Short task: Write the number of lines holding the word "İLÇESİ", and nothing else.

------ Records to process ------

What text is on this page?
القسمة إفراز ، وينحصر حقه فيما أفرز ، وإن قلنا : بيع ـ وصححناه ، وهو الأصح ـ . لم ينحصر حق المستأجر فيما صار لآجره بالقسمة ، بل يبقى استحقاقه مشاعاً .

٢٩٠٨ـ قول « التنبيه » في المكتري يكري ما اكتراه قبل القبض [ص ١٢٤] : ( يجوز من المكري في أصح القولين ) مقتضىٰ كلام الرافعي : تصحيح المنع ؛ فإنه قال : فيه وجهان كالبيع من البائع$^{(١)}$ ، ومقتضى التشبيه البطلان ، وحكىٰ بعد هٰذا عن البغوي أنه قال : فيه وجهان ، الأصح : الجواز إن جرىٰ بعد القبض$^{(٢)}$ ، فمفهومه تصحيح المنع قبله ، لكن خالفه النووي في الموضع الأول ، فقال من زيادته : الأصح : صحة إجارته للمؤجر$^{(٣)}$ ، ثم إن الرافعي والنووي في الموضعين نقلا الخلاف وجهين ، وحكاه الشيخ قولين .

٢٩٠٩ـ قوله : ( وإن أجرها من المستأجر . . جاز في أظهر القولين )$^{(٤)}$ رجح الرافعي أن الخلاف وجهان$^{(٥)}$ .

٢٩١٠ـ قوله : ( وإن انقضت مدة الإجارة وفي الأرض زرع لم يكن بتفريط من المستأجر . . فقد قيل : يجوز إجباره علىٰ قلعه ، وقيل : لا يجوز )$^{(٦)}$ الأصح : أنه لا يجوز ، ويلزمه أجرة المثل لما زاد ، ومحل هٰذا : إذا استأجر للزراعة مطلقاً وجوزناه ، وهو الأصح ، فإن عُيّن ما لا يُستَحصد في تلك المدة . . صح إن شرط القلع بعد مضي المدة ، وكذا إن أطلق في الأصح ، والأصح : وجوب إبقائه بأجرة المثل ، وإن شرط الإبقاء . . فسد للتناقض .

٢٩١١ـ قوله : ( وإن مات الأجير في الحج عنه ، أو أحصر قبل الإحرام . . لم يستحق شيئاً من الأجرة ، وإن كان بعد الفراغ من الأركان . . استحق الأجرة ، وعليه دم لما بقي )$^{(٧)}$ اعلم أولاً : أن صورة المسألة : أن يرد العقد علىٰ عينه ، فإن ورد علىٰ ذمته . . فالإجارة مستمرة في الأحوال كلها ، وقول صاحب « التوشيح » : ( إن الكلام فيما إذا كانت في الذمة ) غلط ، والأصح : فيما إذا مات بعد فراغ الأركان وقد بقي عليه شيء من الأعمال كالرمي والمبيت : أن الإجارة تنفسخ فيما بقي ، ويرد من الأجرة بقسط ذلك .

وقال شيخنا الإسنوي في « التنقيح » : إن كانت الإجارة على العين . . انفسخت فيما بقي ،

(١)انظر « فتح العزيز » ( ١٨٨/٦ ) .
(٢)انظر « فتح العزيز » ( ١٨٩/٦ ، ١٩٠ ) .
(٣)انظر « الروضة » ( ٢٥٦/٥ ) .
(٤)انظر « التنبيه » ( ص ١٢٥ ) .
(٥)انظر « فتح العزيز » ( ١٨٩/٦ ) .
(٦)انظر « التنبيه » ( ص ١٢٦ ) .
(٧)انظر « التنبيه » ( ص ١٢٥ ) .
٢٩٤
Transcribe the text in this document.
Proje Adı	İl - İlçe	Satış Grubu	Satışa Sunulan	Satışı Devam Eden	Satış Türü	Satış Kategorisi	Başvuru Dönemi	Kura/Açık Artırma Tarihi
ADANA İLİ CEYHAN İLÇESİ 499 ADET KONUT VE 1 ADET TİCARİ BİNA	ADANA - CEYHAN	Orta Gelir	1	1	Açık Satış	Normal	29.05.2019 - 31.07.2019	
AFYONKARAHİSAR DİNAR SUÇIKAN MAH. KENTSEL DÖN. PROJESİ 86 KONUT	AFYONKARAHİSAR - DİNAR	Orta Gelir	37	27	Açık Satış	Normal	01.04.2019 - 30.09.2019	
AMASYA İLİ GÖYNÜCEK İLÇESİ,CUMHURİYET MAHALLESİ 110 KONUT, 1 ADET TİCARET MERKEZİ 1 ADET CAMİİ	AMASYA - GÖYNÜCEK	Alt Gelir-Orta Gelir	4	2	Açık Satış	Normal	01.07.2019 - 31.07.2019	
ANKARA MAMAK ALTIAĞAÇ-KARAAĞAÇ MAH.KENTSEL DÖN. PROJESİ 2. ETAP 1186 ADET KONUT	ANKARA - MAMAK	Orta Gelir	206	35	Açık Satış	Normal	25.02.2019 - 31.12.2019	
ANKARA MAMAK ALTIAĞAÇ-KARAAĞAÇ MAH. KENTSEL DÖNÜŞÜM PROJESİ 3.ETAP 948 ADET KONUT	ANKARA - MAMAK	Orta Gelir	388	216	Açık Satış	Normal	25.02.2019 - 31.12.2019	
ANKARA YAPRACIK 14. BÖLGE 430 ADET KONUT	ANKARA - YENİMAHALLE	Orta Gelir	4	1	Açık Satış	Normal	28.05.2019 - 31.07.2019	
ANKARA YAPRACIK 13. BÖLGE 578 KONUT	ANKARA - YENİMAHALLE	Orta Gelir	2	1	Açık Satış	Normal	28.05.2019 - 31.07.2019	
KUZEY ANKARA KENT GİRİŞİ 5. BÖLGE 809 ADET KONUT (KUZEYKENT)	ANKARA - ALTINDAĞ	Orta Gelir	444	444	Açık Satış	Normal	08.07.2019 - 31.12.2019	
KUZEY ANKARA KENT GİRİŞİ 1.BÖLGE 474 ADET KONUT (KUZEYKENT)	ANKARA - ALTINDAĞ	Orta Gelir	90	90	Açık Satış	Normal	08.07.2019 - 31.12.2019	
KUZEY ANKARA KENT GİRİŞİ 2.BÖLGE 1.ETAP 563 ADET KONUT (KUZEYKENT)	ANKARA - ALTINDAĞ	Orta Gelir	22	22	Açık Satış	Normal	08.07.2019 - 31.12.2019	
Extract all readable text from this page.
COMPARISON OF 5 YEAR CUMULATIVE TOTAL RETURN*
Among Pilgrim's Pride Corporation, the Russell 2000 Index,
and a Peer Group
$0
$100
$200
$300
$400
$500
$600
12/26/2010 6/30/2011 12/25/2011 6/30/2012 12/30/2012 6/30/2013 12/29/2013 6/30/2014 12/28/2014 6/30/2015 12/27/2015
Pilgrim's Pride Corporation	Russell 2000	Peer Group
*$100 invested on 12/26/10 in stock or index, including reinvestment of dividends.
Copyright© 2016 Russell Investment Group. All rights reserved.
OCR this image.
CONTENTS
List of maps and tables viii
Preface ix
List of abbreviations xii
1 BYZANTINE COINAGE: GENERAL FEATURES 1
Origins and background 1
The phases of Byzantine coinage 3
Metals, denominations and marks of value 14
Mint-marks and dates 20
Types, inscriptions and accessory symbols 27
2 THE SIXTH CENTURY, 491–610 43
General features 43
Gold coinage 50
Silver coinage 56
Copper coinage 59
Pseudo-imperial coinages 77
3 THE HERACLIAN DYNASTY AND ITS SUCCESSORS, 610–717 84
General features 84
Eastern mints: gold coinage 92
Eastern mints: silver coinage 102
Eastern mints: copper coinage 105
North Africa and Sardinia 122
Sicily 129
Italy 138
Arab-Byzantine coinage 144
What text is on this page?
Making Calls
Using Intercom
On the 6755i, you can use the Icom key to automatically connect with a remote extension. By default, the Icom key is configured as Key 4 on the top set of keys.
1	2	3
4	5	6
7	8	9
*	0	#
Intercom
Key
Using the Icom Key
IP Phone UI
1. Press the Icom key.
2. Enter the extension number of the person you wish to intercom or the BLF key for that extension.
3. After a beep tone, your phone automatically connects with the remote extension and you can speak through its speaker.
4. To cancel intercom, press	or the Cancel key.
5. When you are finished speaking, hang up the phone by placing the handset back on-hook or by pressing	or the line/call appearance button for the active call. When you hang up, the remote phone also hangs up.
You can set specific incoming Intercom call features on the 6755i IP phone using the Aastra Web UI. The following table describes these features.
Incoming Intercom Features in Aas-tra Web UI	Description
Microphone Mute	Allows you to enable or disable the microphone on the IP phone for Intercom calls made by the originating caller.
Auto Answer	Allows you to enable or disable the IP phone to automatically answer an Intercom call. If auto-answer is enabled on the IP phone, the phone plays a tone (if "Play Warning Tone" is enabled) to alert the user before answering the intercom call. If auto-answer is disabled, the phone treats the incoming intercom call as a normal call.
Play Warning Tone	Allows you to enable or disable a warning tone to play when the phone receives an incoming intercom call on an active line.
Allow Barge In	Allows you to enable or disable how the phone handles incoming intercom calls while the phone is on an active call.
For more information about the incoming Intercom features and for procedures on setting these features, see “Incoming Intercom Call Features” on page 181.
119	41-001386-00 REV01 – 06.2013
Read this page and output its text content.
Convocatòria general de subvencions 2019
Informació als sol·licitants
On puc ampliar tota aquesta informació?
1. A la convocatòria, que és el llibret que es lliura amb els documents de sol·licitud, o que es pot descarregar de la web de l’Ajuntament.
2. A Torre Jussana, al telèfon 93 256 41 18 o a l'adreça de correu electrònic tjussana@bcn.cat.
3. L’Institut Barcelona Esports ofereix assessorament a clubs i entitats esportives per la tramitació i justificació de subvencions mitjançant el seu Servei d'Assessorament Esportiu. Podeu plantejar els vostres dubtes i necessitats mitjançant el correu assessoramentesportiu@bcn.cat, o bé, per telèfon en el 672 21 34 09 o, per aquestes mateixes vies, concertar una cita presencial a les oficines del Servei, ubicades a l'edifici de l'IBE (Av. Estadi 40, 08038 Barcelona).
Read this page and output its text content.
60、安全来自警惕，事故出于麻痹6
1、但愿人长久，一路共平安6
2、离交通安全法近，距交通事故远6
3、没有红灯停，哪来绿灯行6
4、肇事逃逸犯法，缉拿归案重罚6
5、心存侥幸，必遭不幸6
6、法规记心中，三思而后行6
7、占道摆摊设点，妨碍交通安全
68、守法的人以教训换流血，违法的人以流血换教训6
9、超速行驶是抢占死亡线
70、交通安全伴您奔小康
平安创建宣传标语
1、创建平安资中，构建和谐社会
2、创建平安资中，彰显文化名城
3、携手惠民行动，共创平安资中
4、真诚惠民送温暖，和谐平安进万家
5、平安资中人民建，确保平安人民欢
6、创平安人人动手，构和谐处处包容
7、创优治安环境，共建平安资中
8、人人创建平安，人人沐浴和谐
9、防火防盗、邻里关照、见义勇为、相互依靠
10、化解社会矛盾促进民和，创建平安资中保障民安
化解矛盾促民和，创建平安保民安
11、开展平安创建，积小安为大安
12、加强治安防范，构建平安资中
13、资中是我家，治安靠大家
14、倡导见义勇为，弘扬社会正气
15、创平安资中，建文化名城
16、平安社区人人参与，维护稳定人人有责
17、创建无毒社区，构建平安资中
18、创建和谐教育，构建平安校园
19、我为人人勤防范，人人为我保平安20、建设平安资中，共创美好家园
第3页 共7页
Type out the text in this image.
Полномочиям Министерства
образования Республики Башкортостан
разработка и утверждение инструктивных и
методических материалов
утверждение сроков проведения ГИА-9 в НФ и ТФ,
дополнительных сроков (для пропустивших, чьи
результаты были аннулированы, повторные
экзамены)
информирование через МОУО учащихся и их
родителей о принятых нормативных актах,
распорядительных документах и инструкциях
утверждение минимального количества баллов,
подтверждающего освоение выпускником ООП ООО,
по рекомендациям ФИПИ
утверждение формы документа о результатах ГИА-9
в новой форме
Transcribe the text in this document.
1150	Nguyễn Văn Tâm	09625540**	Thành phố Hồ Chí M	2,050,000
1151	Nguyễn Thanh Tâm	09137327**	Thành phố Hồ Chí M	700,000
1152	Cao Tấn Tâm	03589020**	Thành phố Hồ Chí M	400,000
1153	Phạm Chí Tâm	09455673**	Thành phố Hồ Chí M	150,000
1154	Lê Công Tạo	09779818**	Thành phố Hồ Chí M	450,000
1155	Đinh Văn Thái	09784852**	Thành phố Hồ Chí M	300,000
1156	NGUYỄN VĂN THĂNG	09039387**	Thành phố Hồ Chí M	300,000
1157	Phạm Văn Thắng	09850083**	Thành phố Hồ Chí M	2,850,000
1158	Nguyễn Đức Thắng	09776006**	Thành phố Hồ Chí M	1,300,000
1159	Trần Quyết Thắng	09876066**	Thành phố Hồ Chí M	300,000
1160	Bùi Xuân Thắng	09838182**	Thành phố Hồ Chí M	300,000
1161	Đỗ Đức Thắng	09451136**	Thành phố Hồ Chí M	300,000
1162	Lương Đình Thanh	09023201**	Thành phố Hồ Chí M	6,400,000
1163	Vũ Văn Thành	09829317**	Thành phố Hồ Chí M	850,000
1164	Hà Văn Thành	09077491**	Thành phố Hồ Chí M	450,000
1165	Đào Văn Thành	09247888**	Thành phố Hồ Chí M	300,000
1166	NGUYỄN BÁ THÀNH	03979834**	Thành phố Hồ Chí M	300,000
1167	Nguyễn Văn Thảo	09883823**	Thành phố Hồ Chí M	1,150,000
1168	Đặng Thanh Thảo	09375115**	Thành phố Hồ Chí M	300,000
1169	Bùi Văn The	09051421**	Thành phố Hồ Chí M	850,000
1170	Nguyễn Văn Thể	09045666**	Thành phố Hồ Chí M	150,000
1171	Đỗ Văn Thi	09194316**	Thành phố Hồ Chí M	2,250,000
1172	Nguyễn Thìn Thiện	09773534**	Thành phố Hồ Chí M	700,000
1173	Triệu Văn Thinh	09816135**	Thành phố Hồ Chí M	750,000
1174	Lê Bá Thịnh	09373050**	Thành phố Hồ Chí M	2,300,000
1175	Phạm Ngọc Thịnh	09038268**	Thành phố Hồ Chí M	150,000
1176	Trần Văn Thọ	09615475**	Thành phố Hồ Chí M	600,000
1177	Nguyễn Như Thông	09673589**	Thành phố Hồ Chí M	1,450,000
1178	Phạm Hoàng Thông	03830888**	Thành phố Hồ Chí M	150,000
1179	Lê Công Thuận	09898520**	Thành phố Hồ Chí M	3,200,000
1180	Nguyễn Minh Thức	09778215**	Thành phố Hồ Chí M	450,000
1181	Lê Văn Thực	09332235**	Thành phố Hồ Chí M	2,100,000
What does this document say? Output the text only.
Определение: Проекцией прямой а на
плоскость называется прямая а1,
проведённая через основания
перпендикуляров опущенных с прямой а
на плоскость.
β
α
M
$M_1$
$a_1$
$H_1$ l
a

------

Solution to this problem: 2